What this task involves
Report the count of lines below that include "from", without any other text.
* Begin Given records *
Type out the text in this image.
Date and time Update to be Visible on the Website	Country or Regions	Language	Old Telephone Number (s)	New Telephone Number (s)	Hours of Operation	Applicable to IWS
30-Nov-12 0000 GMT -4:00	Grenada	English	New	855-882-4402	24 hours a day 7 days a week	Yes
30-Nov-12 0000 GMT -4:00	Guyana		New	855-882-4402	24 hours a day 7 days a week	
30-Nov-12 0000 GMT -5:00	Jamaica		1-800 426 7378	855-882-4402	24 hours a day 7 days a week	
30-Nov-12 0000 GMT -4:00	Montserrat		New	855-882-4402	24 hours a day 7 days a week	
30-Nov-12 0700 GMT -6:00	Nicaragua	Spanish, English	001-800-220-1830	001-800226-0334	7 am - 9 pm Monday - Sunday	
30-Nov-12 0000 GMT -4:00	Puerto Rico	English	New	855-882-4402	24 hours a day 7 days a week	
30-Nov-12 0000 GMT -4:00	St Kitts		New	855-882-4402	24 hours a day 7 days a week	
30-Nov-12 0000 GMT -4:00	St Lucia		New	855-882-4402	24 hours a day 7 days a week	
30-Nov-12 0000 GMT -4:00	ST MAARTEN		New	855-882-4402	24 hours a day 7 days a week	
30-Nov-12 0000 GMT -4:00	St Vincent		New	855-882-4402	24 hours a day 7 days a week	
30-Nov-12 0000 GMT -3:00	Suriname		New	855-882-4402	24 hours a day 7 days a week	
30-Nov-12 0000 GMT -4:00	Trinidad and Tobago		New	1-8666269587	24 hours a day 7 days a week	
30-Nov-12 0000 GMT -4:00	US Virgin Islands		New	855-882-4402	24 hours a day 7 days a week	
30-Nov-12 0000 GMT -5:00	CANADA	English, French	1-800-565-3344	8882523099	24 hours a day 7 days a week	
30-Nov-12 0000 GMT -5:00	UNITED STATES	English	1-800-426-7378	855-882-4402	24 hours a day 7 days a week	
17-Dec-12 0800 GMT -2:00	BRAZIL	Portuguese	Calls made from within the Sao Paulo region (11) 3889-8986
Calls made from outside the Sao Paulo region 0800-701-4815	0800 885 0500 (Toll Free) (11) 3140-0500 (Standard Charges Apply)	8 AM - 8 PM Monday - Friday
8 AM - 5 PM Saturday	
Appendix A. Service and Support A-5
* End Given records *
Written response
2